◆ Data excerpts

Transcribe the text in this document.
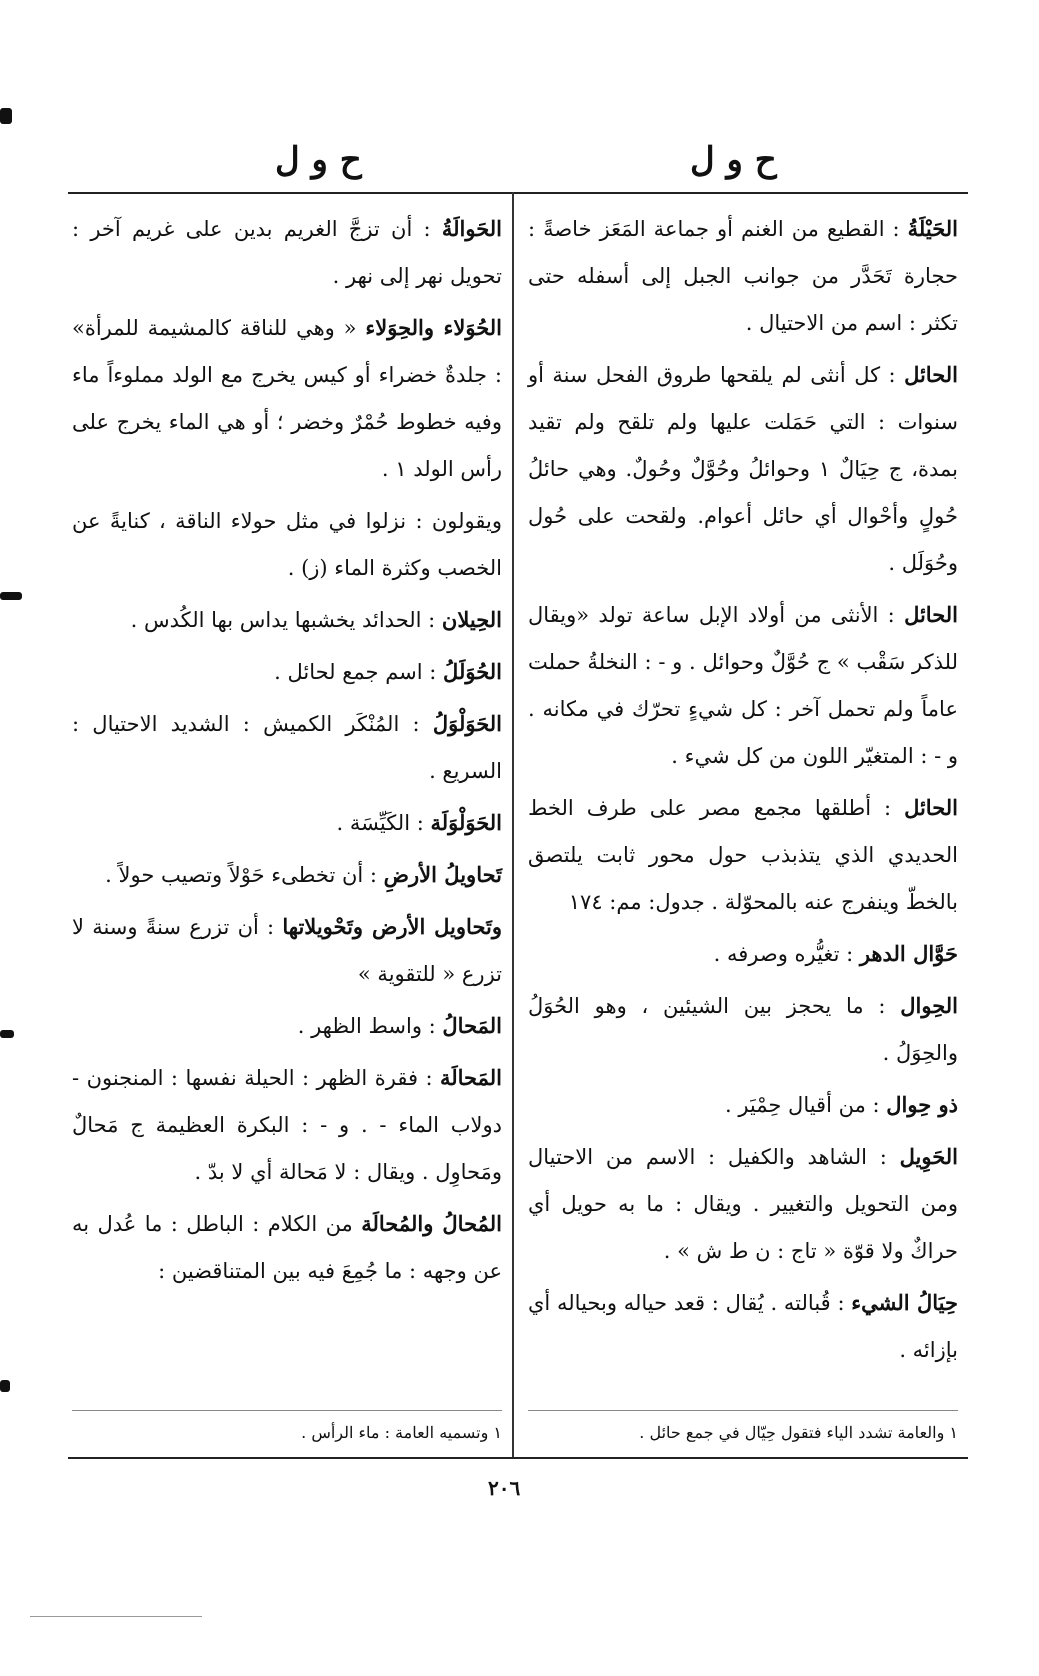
ح و ل
ح و ل

الحَيْلَةُ : القطيع من الغنم أو جماعة المَعَز خاصةً : حجارة تَحَدَّر من جوانب الجبل إلى أسفله حتى تكثر : اسم من الاحتيال .

الحائل : كل أنثى لم يلقحها طروق الفحل سنة أو سنوات : التي حَمَلت عليها ولم تلقح ولم تقيد بمدة، ج حِيَالٌ ١ وحوائلُ وحُوَّلٌ وحُولٌ. وهي حائلُ حُولٍ وأحْوال أي حائل أعوام. ولقحت على حُول وحُوَلَل .

الحائل : الأنثى من أولاد الإبل ساعة تولد «ويقال للذكر سَقْب » ج حُوَّلٌ وحوائل . و - : النخلةُ حملت عاماً ولم تحمل آخر : كل شيءٍ تحرّك في مكانه . و - : المتغيّر اللون من كل شيء .

الحائل : أطلقها مجمع مصر على طرف الخط الحديدي الذي يتذبذب حول محور ثابت يلتصق بالخطّ وينفرج عنه بالمحوّلة . جدول: مم: ١٧٤

حَوَّال الدهر : تغيُّره وصرفه .

الحِوال : ما يحجز بين الشيئين ، وهو الحُوَلُ والحِوَلُ .

ذو حِوال : من أقيال حِمْيَر .

الحَوِيل : الشاهد والكفيل : الاسم من الاحتيال ومن التحويل والتغيير . ويقال : ما به حويل أي حراكٌ ولا قوّة « تاج : ن ط ش » .

حِيَالُ الشيء : قُبالته . يُقال : قعد حياله وبحياله أي بإزائه .

الحَوالَةُ : أن تزجَّ الغريم بدين على غريم آخر : تحويل نهر إلى نهر .

الحُوَلاء والحِوَلاء « وهي للناقة كالمشيمة للمرأة» : جلدةٌ خضراء أو كيس يخرج مع الولد مملوءاً ماء وفيه خطوط حُمْرٌ وخضر ؛ أو هي الماء يخرج على رأس الولد ١ .

ويقولون : نزلوا في مثل حولاء الناقة ، كنايةً عن الخصب وكثرة الماء (ز) .

الحِيلان : الحدائد يخشبها يداس بها الكُدس .

الحُوَلَلُ : اسم جمع لحائل .

الحَوَلْوَلُ : المُنْكَر الكميش : الشديد الاحتيال : السريع .

الحَوَلْوَلَة : الكَيِّسَة .

تَحاويلُ الأرضِ : أن تخطىء حَوْلاً وتصيب حولاً .

وتَحاويل الأرض وتَحْويلاتها : أن تزرع سنةً وسنة لا تزرع « للتقوية »

المَحالُ : واسط الظهر .

المَحالَة : فقرة الظهر : الحيلة نفسها : المنجنون - دولاب الماء - . و - : البكرة العظيمة ج مَحالٌ ومَحاوِل . ويقال : لا مَحالة أي لا بدّ .

المُحالُ والمُحالَة من الكلام : الباطل : ما عُدل به عن وجهه : ما جُمِعَ فيه بين المتناقضين :

١ والعامة تشدد الياء فتقول حِيّال في جمع حائل .
١ وتسميه العامة : ماء الرأس .
٢٠٦
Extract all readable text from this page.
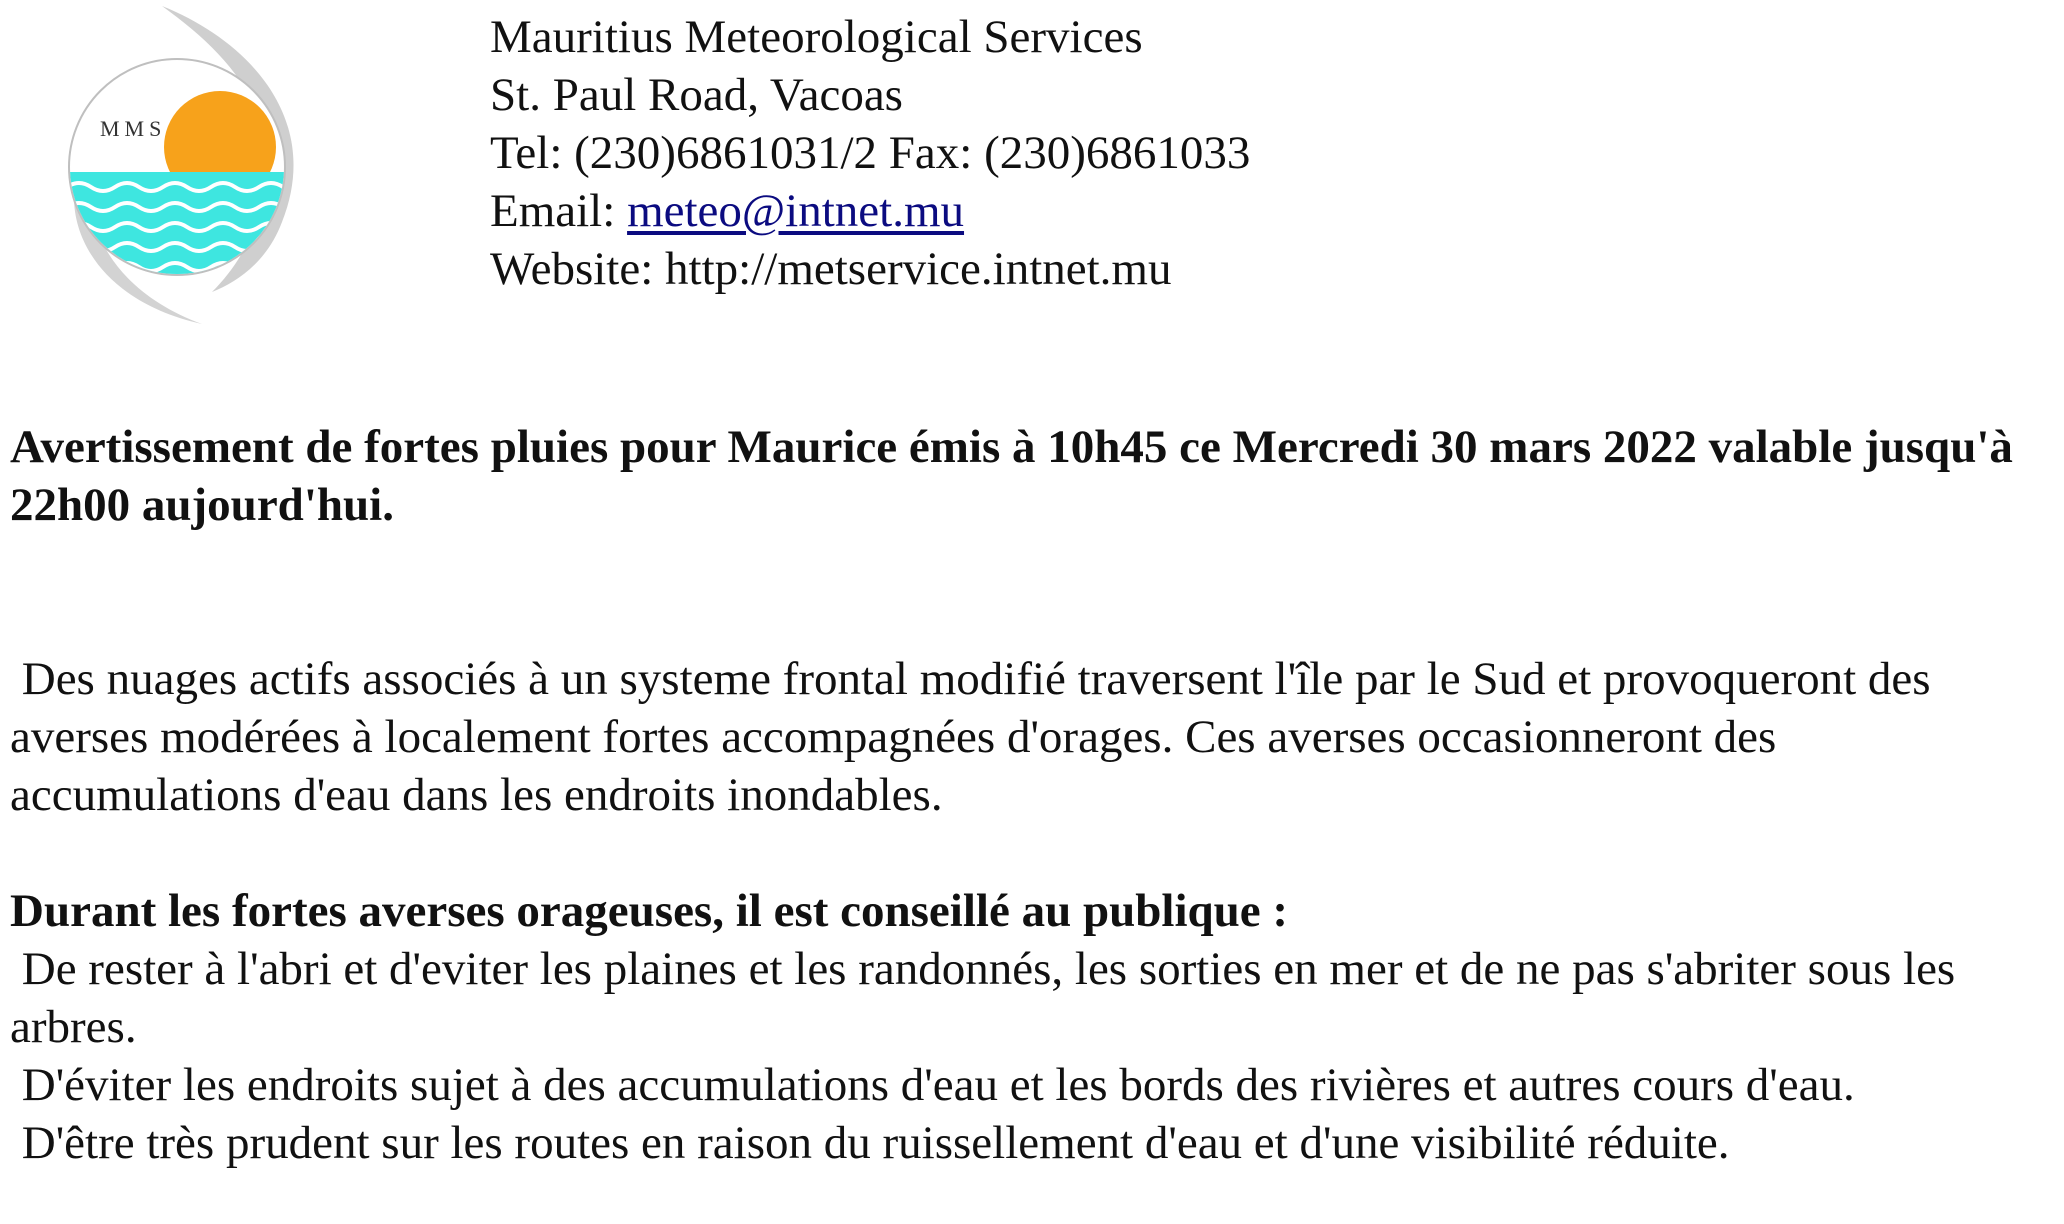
MMS
Mauritius Meteorological Services
St. Paul Road, Vacoas
Tel: (230)6861031/2 Fax: (230)6861033
Email: meteo@intnet.mu
Website: http://metservice.intnet.mu

Avertissement de fortes pluies pour Maurice émis à 10h45 ce Mercredi 30 mars 2022 valable jusqu'à 22h00 aujourd'hui.

Des nuages actifs associés à un systeme frontal modifié traversent l'île par le Sud et provoqueront des averses modérées à localement fortes accompagnées d'orages. Ces averses occasionneront des accumulations d'eau dans les endroits inondables.

Durant les fortes averses orageuses, il est conseillé au publique :

De rester à l'abri et d'eviter les plaines et les randonnés, les sorties en mer et de ne pas s'abriter sous les arbres.

D'éviter les endroits sujet à des accumulations d'eau et les bords des rivières et autres cours d'eau.

D'être très prudent sur les routes en raison du ruissellement d'eau et d'une visibilité réduite.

◆ Task
Extract precisely the lines beginning at the line containing "Extract all readable text from this page." and ending at the last line of the entries above, exactly as written and with no pictures.

◆ Solution
Extract all readable text from this page.
MMS
Mauritius Meteorological Services
St. Paul Road, Vacoas
Tel: (230)6861031/2 Fax: (230)6861033
Email: meteo@intnet.mu
Website: http://metservice.intnet.mu

Avertissement de fortes pluies pour Maurice émis à 10h45 ce Mercredi 30 mars 2022 valable jusqu'à 22h00 aujourd'hui.

Des nuages actifs associés à un systeme frontal modifié traversent l'île par le Sud et provoqueront des averses modérées à localement fortes accompagnées d'orages. Ces averses occasionneront des accumulations d'eau dans les endroits inondables.

Durant les fortes averses orageuses, il est conseillé au publique :

De rester à l'abri et d'eviter les plaines et les randonnés, les sorties en mer et de ne pas s'abriter sous les arbres.

D'éviter les endroits sujet à des accumulations d'eau et les bords des rivières et autres cours d'eau.

D'être très prudent sur les routes en raison du ruissellement d'eau et d'une visibilité réduite.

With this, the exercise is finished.